Fragmento del documento:
________________________

10.04 – Cerramos marzo, nos vemos en abril

by Apr 10, 2020Cartas del coronavirus, Ciudad de México0 comments

Por Laura Aguirre

Hace poco leí una entrevista que le hicieron a la historiadora Géraldine Schwarz y dijo algo que me caló hondo: ” Yo no pensé que, en nuestra época, la gente dijera con tanta facilidad no a la libertad en nombre de la seguridad” ¿Qué piensan ustedes?

Ilustración: Natalia Franco

Ciudad de México, México

Viernes, 10 de abril de 2020

Hola queridas, 

Ya perdí la cuenta de cuántos días llevo encuarentenada. Solo sé que S. dejó de ir a su kínder el 18 de marzo. Pero bueno, la vida ha agarrado otra normalidad. Desde el privilegio que tenemos de poder quedarnos en la casa y trabajar y cuidar a nuestro hijo desde aquí, es difícil quejarse. Aun así, no puedo dejar de pensar en lo rápido que cambió todo, en como el ritmo de la vida se ha hecho más lento para nosotros y parece que fue hace mucho tiempo que la realidad era otra. Pero fue hace solo cuatro semanas.  

El 8 de marzo estuve en la marcha de mujeres. 100, 000 mujeres de todas edades y colores caminamos juntas por las grandes avenidas de esta ciudad. Apenas se habían registrado unos cuantos casos del virus. El COVID-19, no solo parecía lejano, sino algo irreal, sin cabida en las consignas feministas, ni en el paso uniforme de tantas. Cuatro días después cené con mis amigas periodistas. Teníamos algún tiempo de vernos una vez al mes. Esa noche ya no nos saludamos con un abrazo, pero nos sentamos a la mesa sin miedo, platicamos de nuestras vidas, el futuro, el pasado, los planes y quedamos de vernos pronto. Cuatro días después S. todavía fue a la guardería. Fui por él y aún pude hablar con alguna mamá, pagar la mensualidad y sentarme a platicar un rato con las maestras. Ese día S. y yo caminamos hasta casa, atravesamos la plaza central medio vacía, pero todavía con algo de vida, compramos elotes y los comimos en el trayecto. Al día siguiente S. ya no quiso ir al kínder, dijo que se aburría mucho porque ya no llegaba casi ninguno de sus amigos. Todos se quedaban en casa por el coronavirus.

________________________

Datos para análisis:
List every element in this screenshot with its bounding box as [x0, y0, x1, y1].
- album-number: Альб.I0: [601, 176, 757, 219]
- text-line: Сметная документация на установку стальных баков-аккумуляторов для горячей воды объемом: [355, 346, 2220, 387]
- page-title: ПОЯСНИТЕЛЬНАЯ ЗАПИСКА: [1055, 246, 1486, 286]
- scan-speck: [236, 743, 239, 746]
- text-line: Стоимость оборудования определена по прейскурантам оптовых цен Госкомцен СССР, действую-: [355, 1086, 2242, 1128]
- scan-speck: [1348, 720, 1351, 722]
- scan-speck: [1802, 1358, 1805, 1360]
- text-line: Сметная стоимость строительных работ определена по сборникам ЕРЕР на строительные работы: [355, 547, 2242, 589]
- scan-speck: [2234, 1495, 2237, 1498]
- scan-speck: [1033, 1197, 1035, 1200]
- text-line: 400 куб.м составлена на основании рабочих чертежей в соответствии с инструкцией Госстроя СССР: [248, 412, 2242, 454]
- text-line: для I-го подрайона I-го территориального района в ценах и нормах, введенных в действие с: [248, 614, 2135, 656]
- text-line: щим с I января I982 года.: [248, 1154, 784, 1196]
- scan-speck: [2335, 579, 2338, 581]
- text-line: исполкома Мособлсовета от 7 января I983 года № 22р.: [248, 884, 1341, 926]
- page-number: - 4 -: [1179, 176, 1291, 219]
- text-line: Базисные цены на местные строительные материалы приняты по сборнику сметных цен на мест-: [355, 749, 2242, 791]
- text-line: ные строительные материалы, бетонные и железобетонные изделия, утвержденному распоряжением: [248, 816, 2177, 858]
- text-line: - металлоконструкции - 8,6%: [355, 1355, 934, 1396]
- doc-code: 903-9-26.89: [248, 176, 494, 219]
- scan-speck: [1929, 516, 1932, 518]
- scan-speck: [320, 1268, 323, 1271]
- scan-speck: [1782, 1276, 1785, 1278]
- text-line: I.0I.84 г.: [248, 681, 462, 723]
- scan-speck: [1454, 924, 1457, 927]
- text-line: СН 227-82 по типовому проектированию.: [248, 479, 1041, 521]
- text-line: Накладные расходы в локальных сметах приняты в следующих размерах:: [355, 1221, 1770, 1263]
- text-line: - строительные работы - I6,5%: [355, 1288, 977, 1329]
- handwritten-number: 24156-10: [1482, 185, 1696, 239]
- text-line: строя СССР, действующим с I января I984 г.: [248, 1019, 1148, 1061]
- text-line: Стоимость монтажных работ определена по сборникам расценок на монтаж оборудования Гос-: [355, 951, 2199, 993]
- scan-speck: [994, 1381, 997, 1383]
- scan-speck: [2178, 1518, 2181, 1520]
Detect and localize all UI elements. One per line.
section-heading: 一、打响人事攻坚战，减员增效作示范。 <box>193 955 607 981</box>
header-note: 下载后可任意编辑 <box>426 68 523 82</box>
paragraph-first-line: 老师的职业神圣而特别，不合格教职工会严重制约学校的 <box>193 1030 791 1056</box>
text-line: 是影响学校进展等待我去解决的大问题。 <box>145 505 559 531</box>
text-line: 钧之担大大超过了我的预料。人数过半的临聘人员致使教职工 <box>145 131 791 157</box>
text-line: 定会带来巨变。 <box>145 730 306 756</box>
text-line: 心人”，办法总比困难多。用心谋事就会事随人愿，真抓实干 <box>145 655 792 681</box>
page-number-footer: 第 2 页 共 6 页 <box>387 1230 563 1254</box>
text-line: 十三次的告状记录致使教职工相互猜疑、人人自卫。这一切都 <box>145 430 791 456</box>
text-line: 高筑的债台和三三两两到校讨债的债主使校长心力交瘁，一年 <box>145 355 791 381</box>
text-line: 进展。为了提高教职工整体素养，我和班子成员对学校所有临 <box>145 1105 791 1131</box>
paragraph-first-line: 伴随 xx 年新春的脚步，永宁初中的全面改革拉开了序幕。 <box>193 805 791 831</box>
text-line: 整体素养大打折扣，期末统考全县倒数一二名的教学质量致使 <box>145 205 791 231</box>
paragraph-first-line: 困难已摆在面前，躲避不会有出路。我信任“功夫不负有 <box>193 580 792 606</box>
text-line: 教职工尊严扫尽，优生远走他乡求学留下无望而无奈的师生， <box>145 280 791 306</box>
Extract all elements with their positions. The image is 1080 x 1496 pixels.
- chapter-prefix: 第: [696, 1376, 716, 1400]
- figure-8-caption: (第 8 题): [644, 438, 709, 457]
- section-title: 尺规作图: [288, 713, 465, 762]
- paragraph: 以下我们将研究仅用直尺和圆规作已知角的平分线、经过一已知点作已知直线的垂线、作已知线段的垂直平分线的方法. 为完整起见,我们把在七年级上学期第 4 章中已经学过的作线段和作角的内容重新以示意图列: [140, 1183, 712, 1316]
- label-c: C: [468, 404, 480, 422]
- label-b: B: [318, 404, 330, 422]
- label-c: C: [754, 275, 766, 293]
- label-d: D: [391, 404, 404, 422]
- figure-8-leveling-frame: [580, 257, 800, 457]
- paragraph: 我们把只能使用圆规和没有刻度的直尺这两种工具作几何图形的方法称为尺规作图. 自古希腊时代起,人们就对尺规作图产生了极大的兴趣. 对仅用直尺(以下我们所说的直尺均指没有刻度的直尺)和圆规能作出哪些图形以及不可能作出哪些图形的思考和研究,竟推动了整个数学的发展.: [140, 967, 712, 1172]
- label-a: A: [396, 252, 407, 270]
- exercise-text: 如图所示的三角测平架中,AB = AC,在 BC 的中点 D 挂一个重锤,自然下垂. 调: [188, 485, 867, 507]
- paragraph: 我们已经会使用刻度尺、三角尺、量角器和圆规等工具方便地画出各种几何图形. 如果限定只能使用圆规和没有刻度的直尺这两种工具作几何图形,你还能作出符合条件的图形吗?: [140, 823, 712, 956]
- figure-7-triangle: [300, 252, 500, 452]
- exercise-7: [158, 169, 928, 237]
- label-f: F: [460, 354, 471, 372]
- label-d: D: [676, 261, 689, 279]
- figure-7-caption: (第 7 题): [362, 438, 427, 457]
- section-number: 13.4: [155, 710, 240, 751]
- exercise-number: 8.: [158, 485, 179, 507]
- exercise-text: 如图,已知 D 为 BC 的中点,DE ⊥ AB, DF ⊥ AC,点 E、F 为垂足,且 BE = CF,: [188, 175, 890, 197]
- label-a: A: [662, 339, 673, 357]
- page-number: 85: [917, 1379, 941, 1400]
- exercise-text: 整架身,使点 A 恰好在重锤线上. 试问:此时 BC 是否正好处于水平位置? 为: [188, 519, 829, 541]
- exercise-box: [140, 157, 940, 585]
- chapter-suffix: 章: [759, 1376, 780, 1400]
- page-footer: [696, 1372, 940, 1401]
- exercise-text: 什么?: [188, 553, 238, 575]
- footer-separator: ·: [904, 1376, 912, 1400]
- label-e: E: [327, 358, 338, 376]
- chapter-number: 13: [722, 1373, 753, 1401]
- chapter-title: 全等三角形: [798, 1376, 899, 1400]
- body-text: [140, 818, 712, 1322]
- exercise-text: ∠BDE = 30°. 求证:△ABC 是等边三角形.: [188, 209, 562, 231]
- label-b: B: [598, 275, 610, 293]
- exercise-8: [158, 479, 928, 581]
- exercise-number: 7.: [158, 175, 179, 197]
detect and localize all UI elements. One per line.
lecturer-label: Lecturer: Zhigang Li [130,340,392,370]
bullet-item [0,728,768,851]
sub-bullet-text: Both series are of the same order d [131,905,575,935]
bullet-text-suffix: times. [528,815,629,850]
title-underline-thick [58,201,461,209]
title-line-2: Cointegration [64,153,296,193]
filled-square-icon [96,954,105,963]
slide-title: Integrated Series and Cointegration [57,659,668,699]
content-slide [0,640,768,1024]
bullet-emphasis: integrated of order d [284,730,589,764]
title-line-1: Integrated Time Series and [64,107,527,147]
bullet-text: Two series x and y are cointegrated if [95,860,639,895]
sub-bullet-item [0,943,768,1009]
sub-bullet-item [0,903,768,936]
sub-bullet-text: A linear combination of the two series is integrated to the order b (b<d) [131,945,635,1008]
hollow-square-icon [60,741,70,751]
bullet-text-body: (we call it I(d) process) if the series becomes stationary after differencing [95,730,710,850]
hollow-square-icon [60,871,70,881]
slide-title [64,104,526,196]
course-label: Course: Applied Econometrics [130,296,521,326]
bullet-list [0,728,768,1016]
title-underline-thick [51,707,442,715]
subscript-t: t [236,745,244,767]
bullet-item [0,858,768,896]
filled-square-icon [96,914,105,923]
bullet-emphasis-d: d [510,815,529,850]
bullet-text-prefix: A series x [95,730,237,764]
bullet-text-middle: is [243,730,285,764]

________________________

Acción requerida: Transcribe literalmente, del fragmento del documento sobre la cuarentena en Ciudad de México, la parte que inicia con las palabras que contienen "Hace poco leí" y concluye con "solo cuatro semanas.".

Resultado de la tarea:
Hace poco leí una entrevista que le hicieron a la historiadora Géraldine Schwarz y dijo algo que me caló hondo: ” Yo no pensé que, en nuestra época, la gente dijera con tanta facilidad no a la libertad en nombre de la seguridad” ¿Qué piensan ustedes?

Ilustración: Natalia Franco

Ciudad de México, México

Viernes, 10 de abril de 2020

Hola queridas, 

Ya perdí la cuenta de cuántos días llevo encuarentenada. Solo sé que S. dejó de ir a su kínder el 18 de marzo. Pero bueno, la vida ha agarrado otra normalidad. Desde el privilegio que tenemos de poder quedarnos en la casa y trabajar y cuidar a nuestro hijo desde aquí, es difícil quejarse. Aun así, no puedo dejar de pensar en lo rápido que cambió todo, en como el ritmo de la vida se ha hecho más lento para nosotros y parece que fue hace mucho tiempo que la realidad era otra. Pero fue hace solo cuatro semanas.